Data entries:

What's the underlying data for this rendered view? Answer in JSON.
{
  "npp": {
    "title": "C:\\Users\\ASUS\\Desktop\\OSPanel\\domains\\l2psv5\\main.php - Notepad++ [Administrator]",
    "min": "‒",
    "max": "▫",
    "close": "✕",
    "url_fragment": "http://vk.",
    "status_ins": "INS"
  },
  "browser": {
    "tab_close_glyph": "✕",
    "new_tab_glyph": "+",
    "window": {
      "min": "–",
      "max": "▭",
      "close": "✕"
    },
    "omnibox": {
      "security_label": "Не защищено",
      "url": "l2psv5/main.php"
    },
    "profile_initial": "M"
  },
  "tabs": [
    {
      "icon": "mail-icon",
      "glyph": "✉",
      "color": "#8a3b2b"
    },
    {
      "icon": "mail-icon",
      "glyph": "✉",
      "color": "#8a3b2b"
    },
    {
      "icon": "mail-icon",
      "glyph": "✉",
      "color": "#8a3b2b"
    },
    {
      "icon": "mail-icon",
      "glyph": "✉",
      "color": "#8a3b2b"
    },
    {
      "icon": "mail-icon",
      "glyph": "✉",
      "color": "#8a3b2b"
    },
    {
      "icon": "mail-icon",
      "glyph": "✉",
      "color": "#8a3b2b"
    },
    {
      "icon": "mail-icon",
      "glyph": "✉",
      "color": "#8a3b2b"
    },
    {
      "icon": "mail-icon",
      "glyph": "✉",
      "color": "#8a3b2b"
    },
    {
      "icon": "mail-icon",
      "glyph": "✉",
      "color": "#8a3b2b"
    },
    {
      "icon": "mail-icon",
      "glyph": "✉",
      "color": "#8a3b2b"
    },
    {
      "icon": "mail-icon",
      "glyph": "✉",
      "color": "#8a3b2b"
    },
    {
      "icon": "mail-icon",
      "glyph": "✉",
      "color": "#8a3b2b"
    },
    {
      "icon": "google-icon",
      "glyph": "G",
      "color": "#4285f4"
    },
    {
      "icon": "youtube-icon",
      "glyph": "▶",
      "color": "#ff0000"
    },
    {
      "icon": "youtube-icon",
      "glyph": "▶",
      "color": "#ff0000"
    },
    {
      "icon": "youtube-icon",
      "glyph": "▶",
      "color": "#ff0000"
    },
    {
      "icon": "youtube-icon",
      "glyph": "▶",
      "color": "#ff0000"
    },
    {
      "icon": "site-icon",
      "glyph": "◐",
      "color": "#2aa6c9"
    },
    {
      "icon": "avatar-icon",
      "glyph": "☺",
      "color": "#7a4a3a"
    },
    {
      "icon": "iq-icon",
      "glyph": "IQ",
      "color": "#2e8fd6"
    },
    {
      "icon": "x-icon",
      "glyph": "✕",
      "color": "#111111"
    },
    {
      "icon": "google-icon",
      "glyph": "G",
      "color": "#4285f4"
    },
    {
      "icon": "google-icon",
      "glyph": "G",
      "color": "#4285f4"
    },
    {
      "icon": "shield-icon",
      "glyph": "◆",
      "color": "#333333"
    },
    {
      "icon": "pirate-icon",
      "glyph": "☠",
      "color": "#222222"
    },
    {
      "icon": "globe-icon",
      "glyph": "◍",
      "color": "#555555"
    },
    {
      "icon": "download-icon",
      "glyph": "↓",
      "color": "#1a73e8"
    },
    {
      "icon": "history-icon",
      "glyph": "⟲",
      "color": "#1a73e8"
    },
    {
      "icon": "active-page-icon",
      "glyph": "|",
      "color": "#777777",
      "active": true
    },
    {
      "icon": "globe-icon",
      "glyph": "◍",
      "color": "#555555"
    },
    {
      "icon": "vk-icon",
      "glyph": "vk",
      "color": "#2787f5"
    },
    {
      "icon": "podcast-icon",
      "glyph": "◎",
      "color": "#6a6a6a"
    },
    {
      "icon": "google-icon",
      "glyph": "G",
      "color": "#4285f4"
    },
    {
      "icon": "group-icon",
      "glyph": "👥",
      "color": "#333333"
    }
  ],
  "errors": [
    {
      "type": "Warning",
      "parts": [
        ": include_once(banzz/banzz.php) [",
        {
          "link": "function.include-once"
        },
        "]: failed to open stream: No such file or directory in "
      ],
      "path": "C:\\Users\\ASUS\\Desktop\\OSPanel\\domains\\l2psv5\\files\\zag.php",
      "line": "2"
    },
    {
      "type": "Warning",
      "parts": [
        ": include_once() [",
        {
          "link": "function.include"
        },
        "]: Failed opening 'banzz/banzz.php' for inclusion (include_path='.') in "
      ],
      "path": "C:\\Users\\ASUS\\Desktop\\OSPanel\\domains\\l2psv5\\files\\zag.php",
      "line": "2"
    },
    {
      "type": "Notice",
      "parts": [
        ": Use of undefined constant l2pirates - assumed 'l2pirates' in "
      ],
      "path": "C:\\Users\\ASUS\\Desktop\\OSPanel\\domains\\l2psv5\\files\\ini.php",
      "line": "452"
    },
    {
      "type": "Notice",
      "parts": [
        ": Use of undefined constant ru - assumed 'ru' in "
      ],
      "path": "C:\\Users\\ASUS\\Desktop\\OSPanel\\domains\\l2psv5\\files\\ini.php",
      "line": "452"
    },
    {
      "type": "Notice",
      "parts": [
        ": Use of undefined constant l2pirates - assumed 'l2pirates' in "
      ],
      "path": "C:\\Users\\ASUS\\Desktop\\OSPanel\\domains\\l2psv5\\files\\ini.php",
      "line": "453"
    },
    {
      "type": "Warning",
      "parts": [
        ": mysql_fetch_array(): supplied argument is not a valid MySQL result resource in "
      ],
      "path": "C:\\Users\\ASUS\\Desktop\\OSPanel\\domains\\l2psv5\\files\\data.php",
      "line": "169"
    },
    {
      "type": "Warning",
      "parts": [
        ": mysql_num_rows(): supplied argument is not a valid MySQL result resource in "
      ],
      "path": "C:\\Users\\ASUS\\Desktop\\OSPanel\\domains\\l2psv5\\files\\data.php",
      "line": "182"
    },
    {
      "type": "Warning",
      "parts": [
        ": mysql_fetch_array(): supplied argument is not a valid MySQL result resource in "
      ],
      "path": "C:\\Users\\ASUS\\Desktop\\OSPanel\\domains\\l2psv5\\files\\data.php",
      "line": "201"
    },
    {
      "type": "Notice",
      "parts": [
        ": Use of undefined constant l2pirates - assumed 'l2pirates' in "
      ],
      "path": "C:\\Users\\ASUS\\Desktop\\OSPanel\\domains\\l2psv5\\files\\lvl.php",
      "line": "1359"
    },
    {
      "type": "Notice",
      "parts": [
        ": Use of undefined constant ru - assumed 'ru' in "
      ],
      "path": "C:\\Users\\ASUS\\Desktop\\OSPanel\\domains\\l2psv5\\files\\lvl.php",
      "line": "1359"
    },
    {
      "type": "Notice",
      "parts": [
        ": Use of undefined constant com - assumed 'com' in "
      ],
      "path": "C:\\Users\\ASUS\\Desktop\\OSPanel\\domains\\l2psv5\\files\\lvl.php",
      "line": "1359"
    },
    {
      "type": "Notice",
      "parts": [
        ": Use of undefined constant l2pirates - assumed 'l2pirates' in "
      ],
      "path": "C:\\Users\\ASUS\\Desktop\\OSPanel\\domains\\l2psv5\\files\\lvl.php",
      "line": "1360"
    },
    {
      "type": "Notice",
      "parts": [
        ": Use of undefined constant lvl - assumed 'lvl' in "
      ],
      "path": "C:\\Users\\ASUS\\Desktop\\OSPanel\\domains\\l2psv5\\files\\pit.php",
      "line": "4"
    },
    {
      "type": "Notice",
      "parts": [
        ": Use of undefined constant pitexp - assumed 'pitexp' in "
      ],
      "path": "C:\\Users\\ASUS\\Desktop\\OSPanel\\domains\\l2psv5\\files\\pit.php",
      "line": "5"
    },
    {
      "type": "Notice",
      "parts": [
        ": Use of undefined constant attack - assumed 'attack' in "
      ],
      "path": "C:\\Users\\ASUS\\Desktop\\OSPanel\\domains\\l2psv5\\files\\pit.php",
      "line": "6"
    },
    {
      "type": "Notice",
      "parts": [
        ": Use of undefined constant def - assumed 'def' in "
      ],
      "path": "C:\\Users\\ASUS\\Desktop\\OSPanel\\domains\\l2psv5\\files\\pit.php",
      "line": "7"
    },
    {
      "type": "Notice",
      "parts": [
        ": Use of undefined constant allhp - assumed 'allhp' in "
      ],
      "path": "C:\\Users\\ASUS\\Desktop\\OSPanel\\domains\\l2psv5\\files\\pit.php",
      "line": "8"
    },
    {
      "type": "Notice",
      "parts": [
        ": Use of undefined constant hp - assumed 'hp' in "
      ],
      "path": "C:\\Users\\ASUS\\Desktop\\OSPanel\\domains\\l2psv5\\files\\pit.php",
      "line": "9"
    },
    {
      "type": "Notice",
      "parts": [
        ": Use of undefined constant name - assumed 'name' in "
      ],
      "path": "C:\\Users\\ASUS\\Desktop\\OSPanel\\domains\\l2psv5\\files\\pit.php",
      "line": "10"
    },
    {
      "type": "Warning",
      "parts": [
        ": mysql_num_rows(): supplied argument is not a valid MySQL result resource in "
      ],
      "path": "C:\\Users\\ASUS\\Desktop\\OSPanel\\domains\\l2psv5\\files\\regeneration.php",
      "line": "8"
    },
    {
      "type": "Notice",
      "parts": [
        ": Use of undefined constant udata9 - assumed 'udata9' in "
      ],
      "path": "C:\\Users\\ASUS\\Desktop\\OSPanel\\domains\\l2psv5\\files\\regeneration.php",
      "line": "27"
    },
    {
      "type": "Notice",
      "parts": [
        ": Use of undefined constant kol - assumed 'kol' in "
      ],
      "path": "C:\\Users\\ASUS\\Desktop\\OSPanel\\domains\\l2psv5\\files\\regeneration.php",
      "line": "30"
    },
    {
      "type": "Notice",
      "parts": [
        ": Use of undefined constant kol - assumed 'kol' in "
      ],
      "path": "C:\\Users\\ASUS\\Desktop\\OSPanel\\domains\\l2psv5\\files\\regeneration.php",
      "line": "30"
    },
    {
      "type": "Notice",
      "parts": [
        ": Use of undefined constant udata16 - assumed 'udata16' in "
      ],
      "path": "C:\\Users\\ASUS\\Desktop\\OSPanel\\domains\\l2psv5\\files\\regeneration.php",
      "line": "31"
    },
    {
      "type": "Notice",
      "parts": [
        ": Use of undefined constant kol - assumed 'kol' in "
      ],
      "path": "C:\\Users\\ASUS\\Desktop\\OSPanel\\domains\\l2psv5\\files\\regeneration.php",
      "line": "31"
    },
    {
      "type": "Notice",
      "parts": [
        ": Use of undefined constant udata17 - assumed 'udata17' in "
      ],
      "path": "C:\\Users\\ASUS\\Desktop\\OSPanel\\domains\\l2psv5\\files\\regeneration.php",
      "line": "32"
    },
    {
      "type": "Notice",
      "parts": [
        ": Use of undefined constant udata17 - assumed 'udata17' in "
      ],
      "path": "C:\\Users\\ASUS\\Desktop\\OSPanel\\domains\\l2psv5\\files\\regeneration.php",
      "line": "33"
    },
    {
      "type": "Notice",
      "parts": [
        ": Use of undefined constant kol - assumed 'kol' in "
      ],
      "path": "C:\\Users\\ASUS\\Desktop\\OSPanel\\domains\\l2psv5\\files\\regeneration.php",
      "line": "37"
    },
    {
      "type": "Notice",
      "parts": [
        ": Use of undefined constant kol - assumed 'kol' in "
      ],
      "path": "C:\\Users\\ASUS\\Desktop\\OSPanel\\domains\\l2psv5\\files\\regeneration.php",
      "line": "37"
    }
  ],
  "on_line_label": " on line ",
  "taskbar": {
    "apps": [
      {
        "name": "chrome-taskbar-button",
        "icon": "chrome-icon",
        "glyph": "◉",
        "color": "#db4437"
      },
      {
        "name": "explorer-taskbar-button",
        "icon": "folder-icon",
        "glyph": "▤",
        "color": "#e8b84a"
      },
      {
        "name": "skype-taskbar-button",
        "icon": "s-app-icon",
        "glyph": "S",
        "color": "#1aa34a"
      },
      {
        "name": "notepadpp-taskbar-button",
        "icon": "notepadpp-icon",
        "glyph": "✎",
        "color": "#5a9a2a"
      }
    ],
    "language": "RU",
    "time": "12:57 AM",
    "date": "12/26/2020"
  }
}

— WHAT IS EXPECTED —
What is the number of lines that contain "banzz"? Reply with that number alone.

— CORRECT RESULT —
2